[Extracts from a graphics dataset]
★ ★ ★
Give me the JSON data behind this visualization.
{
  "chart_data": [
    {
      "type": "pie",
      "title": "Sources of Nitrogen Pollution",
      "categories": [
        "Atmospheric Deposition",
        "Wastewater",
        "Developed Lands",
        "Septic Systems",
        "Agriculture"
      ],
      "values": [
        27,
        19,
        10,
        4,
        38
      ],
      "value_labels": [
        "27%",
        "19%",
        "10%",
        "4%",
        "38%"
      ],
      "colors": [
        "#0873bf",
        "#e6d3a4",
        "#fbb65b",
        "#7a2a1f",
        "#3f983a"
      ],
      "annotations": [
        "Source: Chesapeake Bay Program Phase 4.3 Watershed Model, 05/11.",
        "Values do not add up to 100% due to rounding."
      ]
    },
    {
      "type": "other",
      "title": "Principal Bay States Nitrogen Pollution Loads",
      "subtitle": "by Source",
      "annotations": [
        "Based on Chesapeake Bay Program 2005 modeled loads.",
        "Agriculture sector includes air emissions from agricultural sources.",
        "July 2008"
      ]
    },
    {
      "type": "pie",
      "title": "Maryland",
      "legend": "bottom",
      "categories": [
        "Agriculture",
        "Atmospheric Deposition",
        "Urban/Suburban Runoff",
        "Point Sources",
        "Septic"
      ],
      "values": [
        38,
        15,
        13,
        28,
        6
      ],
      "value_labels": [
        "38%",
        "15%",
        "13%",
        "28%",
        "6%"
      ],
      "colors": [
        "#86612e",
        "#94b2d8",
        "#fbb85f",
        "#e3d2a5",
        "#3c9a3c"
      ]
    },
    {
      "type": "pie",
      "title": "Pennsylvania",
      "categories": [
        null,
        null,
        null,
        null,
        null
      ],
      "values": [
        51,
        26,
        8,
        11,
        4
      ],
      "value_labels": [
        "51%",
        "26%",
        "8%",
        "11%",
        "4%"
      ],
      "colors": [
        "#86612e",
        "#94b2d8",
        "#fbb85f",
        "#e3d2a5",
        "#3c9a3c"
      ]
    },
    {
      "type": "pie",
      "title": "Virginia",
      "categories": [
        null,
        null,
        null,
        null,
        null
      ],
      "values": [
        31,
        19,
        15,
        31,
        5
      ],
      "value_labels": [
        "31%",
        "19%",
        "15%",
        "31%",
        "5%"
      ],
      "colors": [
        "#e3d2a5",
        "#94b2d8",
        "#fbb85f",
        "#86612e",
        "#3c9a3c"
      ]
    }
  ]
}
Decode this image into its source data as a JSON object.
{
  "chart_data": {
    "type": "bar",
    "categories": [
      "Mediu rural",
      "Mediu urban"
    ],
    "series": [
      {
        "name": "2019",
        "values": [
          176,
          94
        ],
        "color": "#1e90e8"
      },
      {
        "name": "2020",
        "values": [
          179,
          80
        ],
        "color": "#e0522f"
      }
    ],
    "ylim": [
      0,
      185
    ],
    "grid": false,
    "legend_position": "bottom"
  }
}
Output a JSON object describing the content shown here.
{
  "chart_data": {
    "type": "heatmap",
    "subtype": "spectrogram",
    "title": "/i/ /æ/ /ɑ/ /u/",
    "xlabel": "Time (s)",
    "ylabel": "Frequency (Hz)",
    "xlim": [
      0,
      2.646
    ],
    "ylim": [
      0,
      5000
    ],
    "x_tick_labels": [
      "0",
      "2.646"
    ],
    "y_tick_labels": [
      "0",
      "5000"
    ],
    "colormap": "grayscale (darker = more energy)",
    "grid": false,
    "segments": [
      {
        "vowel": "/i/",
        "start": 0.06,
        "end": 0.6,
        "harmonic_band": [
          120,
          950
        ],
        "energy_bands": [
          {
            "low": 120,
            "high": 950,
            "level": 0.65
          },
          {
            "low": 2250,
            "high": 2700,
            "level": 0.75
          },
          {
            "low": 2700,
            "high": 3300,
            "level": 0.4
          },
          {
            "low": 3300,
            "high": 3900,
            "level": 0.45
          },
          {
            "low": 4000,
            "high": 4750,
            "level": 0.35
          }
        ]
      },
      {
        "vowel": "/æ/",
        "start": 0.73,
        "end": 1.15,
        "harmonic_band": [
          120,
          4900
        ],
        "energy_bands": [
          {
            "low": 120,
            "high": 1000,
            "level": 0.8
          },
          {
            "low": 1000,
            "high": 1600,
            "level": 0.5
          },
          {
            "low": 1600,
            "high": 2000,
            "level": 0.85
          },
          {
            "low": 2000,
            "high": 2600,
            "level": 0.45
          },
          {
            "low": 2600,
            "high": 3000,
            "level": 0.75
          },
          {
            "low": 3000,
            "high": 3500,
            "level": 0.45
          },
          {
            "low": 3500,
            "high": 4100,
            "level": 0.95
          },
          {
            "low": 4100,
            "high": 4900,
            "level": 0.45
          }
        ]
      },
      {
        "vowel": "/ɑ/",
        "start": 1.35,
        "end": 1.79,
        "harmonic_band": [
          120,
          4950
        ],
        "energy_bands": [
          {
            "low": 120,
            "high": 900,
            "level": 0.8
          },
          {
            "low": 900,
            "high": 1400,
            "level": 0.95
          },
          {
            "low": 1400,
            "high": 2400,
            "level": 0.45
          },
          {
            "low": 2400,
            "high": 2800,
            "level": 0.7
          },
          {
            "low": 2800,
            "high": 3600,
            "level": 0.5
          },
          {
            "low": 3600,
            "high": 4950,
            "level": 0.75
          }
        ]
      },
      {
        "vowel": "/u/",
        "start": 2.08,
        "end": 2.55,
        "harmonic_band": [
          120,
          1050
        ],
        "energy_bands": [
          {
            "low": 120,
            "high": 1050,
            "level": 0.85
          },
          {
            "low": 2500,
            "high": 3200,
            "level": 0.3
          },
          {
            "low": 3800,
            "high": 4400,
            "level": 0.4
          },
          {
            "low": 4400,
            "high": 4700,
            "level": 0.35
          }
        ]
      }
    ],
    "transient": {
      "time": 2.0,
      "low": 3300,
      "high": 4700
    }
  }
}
★ ★ ★
#### The task
Return the entries above exactly as they appear.

#### The completed task
Give me the JSON data behind this visualization.
{
  "chart_data": [
    {
      "type": "pie",
      "title": "Sources of Nitrogen Pollution",
      "categories": [
        "Atmospheric Deposition",
        "Wastewater",
        "Developed Lands",
        "Septic Systems",
        "Agriculture"
      ],
      "values": [
        27,
        19,
        10,
        4,
        38
      ],
      "value_labels": [
        "27%",
        "19%",
        "10%",
        "4%",
        "38%"
      ],
      "colors": [
        "#0873bf",
        "#e6d3a4",
        "#fbb65b",
        "#7a2a1f",
        "#3f983a"
      ],
      "annotations": [
        "Source: Chesapeake Bay Program Phase 4.3 Watershed Model, 05/11.",
        "Values do not add up to 100% due to rounding."
      ]
    },
    {
      "type": "other",
      "title": "Principal Bay States Nitrogen Pollution Loads",
      "subtitle": "by Source",
      "annotations": [
        "Based on Chesapeake Bay Program 2005 modeled loads.",
        "Agriculture sector includes air emissions from agricultural sources.",
        "July 2008"
      ]
    },
    {
      "type": "pie",
      "title": "Maryland",
      "legend": "bottom",
      "categories": [
        "Agriculture",
        "Atmospheric Deposition",
        "Urban/Suburban Runoff",
        "Point Sources",
        "Septic"
      ],
      "values": [
        38,
        15,
        13,
        28,
        6
      ],
      "value_labels": [
        "38%",
        "15%",
        "13%",
        "28%",
        "6%"
      ],
      "colors": [
        "#86612e",
        "#94b2d8",
        "#fbb85f",
        "#e3d2a5",
        "#3c9a3c"
      ]
    },
    {
      "type": "pie",
      "title": "Pennsylvania",
      "categories": [
        null,
        null,
        null,
        null,
        null
      ],
      "values": [
        51,
        26,
        8,
        11,
        4
      ],
      "value_labels": [
        "51%",
        "26%",
        "8%",
        "11%",
        "4%"
      ],
      "colors": [
        "#86612e",
        "#94b2d8",
        "#fbb85f",
        "#e3d2a5",
        "#3c9a3c"
      ]
    },
    {
      "type": "pie",
      "title": "Virginia",
      "categories": [
        null,
        null,
        null,
        null,
        null
      ],
      "values": [
        31,
        19,
        15,
        31,
        5
      ],
      "value_labels": [
        "31%",
        "19%",
        "15%",
        "31%",
        "5%"
      ],
      "colors": [
        "#e3d2a5",
        "#94b2d8",
        "#fbb85f",
        "#86612e",
        "#3c9a3c"
      ]
    }
  ]
}
Decode this image into its source data as a JSON object.
{
  "chart_data": {
    "type": "bar",
    "categories": [
      "Mediu rural",
      "Mediu urban"
    ],
    "series": [
      {
        "name": "2019",
        "values": [
          176,
          94
        ],
        "color": "#1e90e8"
      },
      {
        "name": "2020",
        "values": [
          179,
          80
        ],
        "color": "#e0522f"
      }
    ],
    "ylim": [
      0,
      185
    ],
    "grid": false,
    "legend_position": "bottom"
  }
}
Output a JSON object describing the content shown here.
{
  "chart_data": {
    "type": "heatmap",
    "subtype": "spectrogram",
    "title": "/i/ /æ/ /ɑ/ /u/",
    "xlabel": "Time (s)",
    "ylabel": "Frequency (Hz)",
    "xlim": [
      0,
      2.646
    ],
    "ylim": [
      0,
      5000
    ],
    "x_tick_labels": [
      "0",
      "2.646"
    ],
    "y_tick_labels": [
      "0",
      "5000"
    ],
    "colormap": "grayscale (darker = more energy)",
    "grid": false,
    "segments": [
      {
        "vowel": "/i/",
        "start": 0.06,
        "end": 0.6,
        "harmonic_band": [
          120,
          950
        ],
        "energy_bands": [
          {
            "low": 120,
            "high": 950,
            "level": 0.65
          },
          {
            "low": 2250,
            "high": 2700,
            "level": 0.75
          },
          {
            "low": 2700,
            "high": 3300,
            "level": 0.4
          },
          {
            "low": 3300,
            "high": 3900,
            "level": 0.45
          },
          {
            "low": 4000,
            "high": 4750,
            "level": 0.35
          }
        ]
      },
      {
        "vowel": "/æ/",
        "start": 0.73,
        "end": 1.15,
        "harmonic_band": [
          120,
          4900
        ],
        "energy_bands": [
          {
            "low": 120,
            "high": 1000,
            "level": 0.8
          },
          {
            "low": 1000,
            "high": 1600,
            "level": 0.5
          },
          {
            "low": 1600,
            "high": 2000,
            "level": 0.85
          },
          {
            "low": 2000,
            "high": 2600,
            "level": 0.45
          },
          {
            "low": 2600,
            "high": 3000,
            "level": 0.75
          },
          {
            "low": 3000,
            "high": 3500,
            "level": 0.45
          },
          {
            "low": 3500,
            "high": 4100,
            "level": 0.95
          },
          {
            "low": 4100,
            "high": 4900,
            "level": 0.45
          }
        ]
      },
      {
        "vowel": "/ɑ/",
        "start": 1.35,
        "end": 1.79,
        "harmonic_band": [
          120,
          4950
        ],
        "energy_bands": [
          {
            "low": 120,
            "high": 900,
            "level": 0.8
          },
          {
            "low": 900,
            "high": 1400,
            "level": 0.95
          },
          {
            "low": 1400,
            "high": 2400,
            "level": 0.45
          },
          {
            "low": 2400,
            "high": 2800,
            "level": 0.7
          },
          {
            "low": 2800,
            "high": 3600,
            "level": 0.5
          },
          {
            "low": 3600,
            "high": 4950,
            "level": 0.75
          }
        ]
      },
      {
        "vowel": "/u/",
        "start": 2.08,
        "end": 2.55,
        "harmonic_band": [
          120,
          1050
        ],
        "energy_bands": [
          {
            "low": 120,
            "high": 1050,
            "level": 0.85
          },
          {
            "low": 2500,
            "high": 3200,
            "level": 0.3
          },
          {
            "low": 3800,
            "high": 4400,
            "level": 0.4
          },
          {
            "low": 4400,
            "high": 4700,
            "level": 0.35
          }
        ]
      }
    ],
    "transient": {
      "time": 2.0,
      "low": 3300,
      "high": 4700
    }
  }
}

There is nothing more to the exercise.